(Stored entries)
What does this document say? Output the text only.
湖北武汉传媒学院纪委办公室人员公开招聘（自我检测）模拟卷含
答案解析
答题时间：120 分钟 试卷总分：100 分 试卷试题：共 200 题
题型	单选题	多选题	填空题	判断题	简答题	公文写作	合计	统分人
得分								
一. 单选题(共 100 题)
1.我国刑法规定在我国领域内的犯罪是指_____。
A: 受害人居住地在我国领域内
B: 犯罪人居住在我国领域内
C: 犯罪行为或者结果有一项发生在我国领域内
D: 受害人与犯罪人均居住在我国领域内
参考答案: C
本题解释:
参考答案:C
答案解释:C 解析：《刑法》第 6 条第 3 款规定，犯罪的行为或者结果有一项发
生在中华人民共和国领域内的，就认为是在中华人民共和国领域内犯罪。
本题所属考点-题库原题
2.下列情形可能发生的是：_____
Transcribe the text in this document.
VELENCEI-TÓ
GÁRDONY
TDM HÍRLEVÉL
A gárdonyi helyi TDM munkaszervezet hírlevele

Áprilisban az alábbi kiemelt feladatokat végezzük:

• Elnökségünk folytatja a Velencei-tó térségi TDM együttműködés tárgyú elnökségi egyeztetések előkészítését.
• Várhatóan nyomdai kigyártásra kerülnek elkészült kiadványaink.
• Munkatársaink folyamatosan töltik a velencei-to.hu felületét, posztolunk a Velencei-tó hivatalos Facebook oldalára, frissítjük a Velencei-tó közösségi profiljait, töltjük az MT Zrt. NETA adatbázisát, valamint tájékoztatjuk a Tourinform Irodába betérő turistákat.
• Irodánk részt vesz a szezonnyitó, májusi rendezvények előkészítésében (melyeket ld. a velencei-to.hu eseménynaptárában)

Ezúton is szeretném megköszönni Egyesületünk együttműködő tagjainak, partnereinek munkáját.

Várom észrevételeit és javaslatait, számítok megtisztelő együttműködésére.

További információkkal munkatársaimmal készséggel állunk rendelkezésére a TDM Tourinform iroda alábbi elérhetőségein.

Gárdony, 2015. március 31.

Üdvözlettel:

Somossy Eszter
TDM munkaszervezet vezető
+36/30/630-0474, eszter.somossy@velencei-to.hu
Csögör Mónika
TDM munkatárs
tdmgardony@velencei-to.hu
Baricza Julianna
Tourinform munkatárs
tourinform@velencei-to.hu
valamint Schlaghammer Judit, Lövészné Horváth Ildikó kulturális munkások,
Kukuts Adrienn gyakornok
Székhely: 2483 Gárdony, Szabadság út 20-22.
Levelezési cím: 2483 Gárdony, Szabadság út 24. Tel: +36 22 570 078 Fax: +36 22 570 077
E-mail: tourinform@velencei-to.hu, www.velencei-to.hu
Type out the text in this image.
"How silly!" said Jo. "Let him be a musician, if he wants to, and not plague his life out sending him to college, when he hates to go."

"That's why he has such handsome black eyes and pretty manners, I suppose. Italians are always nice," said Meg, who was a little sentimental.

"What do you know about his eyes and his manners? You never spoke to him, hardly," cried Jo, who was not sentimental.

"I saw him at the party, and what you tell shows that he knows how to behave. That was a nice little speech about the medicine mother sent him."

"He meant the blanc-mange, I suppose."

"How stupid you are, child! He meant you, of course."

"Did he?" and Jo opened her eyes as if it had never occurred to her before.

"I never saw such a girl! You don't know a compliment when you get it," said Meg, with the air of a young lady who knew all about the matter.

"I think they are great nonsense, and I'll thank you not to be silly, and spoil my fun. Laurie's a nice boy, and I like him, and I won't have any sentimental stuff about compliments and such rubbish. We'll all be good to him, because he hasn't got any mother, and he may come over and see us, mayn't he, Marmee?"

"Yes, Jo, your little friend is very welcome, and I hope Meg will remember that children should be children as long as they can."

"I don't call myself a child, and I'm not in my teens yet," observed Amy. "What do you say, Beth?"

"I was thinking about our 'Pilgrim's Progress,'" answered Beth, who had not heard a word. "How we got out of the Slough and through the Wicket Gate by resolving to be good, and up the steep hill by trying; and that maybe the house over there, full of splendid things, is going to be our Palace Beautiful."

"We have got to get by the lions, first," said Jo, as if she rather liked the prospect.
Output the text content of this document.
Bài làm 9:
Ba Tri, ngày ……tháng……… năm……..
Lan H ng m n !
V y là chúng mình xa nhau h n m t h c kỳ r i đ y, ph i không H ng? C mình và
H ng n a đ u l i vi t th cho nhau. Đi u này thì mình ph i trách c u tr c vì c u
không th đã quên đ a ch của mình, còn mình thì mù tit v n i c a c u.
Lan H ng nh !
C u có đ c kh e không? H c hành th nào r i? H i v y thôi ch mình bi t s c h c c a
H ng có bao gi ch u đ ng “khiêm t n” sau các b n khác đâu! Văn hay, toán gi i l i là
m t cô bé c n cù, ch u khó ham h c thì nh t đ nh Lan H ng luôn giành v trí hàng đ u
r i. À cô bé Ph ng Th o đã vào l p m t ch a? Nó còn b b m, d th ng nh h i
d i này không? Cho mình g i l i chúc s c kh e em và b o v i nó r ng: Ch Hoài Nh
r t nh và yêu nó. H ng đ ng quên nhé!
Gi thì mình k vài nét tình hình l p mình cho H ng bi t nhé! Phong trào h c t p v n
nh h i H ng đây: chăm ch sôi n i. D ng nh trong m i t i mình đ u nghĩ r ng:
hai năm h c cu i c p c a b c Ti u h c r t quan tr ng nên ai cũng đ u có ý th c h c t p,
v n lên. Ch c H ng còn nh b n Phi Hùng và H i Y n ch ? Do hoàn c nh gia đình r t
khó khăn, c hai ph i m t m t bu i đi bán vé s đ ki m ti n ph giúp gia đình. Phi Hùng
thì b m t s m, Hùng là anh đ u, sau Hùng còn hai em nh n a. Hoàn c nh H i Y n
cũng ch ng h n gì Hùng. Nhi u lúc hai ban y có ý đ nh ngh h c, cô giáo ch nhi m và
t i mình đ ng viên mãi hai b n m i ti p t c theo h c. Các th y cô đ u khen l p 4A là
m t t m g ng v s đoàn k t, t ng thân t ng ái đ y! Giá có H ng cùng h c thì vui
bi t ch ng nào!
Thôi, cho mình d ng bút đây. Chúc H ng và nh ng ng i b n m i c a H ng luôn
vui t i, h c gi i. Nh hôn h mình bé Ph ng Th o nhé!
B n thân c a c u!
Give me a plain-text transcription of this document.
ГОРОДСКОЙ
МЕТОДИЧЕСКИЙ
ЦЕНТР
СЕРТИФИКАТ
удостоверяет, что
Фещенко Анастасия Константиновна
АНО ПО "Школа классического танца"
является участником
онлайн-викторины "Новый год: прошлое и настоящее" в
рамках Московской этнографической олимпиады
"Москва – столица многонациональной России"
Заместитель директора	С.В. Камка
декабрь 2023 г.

• _Aim_
Take every line from the data that contains the word "they".

• _Solved problem_
"I think they are great nonsense, and I'll thank you not to be silly, and spoil my fun. Laurie's a nice boy, and I like him, and I won't have any sentimental stuff about compliments and such rubbish. We'll all be good to him, because he hasn't got any mother, and he may come over and see us, mayn't he, Marmee?"
"Yes, Jo, your little friend is very welcome, and I hope Meg will remember that children should be children as long as they can."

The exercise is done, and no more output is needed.